**TASK REQUIREMENTS**:
A: Decide whether each statement below agrees with the text on toothfish fisheries. Answer yes or no for each, and quote the deciding words from the text.
(i) COLTO was founded by conservation groups.
(ii) IUU fishing for toothfish inside national EEZs has been virtually zero since 2005.
(iii) The remaining IUU catches of toothfish occur mainly within national EEZs.
B: Write the next part of the text on toothfish fisheries, starting after its last sentence.

**PASSAGE TO READ**:
Content starts
Welcome to our website, which I hope will provide you with a much improved understanding of the health and sustainability of our toothfish stocks, along with a greater appreciation of the history of our unique fisheries in the Southern Ocean, and around the Antarctic continent.
Toothfish fisheries today provide a powerful example of how well effective collaboration and co-operation can work between legal industry, conservation groups, national governments, and an international conservation commission, CCAMLR. This unique co-operation resulted in better fisheries resources management, virtual elimination of IUU fishing for toothfish, and significant benefits to ecologically related species. Few people recognise that seabird mitigation measures from toothfish fisheries have become the global example for other industries to minimise and avoid seabird interactions. That’s because our toothfish management explicitly takes into account not just the fish, but the ecosystems they live in, and other species they are linked with. This is evident as there are now multiple toothfish fisheries that are certified as sustainable and well managed fisheries by the Marine Stewardship Council.
COLTO was founded by legal industry members to eliminate IUU fishing for toothfish. The results are a success story of collaboration yet to be told. At that time, estimates of IUU catches were double the legal catches of toothfish – mainly being illegally taken from within national EEZs. Through the combined efforts of CCAMLR, Flag States, Port States, conservation NGOs and industry, those levels of IUU fishing inside national EEZs have been virtually zero since 2005. The remaining IUU catches of toothfish are at low levels and occur on the high seas, away from legal fisheries, and outside the jurisdiction of Member nations of CCAMLR.
Content ends
**RECORD EXCERPTS**:
Content starts
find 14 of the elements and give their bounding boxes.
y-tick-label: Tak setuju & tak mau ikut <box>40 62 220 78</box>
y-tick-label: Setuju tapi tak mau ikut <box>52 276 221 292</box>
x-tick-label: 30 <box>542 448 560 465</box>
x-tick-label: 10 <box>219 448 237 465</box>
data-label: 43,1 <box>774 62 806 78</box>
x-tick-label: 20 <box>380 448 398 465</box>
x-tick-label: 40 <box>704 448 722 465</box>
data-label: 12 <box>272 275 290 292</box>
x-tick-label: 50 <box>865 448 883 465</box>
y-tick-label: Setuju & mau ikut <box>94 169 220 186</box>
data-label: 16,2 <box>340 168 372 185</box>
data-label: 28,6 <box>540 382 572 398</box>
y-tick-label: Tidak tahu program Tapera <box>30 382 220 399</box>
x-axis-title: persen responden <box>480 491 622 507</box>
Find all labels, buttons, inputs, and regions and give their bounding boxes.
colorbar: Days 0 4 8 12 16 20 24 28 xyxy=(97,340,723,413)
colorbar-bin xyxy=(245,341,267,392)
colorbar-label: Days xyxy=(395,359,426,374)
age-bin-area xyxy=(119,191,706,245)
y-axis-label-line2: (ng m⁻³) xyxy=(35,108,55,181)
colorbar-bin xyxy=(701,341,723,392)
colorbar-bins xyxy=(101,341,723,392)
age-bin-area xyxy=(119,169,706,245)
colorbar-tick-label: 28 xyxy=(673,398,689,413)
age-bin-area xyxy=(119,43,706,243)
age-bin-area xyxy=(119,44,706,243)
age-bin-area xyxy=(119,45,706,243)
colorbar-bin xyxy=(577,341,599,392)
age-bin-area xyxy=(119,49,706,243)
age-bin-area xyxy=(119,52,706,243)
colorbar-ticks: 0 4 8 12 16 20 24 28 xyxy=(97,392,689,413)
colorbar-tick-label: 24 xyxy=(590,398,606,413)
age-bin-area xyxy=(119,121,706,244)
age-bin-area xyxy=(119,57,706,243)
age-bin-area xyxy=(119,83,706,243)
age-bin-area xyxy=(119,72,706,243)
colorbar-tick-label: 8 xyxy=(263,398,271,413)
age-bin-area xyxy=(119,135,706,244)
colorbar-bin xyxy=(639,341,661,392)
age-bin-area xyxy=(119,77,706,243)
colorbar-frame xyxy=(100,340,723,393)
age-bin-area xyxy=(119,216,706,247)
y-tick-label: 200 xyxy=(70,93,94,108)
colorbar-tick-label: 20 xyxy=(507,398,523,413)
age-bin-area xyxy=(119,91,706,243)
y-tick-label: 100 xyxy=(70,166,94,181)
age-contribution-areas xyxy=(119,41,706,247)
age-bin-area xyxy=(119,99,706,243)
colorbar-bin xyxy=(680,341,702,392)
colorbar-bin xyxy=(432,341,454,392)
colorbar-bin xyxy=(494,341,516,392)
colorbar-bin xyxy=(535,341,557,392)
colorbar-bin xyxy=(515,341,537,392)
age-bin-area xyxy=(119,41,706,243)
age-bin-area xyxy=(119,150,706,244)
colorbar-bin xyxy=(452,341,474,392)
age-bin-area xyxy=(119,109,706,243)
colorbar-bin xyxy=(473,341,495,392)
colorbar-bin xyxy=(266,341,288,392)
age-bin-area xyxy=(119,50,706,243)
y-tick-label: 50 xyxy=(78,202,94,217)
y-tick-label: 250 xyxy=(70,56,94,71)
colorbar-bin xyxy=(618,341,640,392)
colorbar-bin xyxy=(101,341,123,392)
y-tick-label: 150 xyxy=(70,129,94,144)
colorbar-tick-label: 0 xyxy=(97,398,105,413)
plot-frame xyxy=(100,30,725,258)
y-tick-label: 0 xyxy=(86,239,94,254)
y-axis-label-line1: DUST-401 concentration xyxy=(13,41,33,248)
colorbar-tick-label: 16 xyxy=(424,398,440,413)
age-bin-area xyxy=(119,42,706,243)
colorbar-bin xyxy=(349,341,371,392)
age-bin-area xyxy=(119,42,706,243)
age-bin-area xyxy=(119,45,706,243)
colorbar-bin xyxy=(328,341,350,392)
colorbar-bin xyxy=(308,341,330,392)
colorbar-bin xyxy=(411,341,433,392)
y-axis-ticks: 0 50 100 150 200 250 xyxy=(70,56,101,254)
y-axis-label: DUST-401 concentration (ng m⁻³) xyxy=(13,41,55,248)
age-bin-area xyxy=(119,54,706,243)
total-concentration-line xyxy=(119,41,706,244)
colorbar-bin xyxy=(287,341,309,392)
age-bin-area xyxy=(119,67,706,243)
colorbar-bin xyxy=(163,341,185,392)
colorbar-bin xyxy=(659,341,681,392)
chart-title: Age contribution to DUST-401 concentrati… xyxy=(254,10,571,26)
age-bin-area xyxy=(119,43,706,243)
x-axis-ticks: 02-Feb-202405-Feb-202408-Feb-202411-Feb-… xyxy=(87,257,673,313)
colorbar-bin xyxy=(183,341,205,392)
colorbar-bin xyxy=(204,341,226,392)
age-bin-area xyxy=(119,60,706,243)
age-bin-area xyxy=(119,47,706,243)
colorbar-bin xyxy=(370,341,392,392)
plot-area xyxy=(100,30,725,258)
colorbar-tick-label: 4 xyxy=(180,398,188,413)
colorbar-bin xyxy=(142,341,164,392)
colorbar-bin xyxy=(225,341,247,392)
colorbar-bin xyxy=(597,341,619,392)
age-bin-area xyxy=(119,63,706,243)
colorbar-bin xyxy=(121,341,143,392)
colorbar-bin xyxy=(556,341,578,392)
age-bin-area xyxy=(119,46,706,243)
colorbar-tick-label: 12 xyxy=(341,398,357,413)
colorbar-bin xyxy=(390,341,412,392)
Content ends
**RESPONSES BY TASK**:
A:
(i) No: "COLTO was founded by legal industry members to eliminate IUU fishing for toothfish."
(ii) Yes: "those levels of IUU fishing inside national EEZs have been virtually zero since 2005"
(iii) No: "The remaining IUU catches of toothfish are at low levels and occur on the high seas, away from legal fisheries, and outside the jurisdiction of Member nations of CCAMLR."

B:
We also continue to work within the rigorous catch documentation and compliance requirements developed in CCAMLR that our major markets require (eg. Europe, USA, Japan and China). Those requirements ensure that you, the public, can be assured you’re eating only legally caught toothfish, from sustainably managed fisheries.
COLTO members’ fishing boats are monitored during every fishing trip by at least one government observer, and often two. Our boats are monitored by satellite from the time they leave port to go fishing, until they return home to port – sending accurate position reports to government authorities many times a day, every day they are at sea. In addition we undertake daily catch reporting, biological sampling, tagging and release programs, scientific research for stock assessment and so on – there are a vast number of conservation and ecosystem-based regulations which apply to our fishing operations to avoid or mitigate impacts on ecologically related species, such as seabirds and marine mammals. Just one of the positive effects of all of these regulations is that seabird deaths caused by fishing are near-zero in Southern Ocean toothfish fisheries.
I recommend you visit the CCAMLR website to get an idea of how it’s been possible to ensure sustainable harvesting of toothfish continues, and to investigate the background on how CCAMLR Member nations, along with industry and conservation groups, worked together to eliminate the threat of IUU fishing. Toothfish stock assessments, including working group reports, scientific reports, and decisions made by the Commission, are all available on the website for anyone to see.
Unfortunately, a number of websites and information sources have not been updated to take account of our success in CCAMLR at eliminating IUU fishing for toothfish, and continue to rate the fisheries as under substantial threat from IUU, which they no longer are. We are pleased to advise that we are currently working with a number of these organisations in updating their webpages with up to date, internationally peer reviewed science. As legal operators, I hope that our website will help you better understand that toothfish fisheries, while once under threat from IUU fishing, are now sustainable, healthy, and worthy of your support.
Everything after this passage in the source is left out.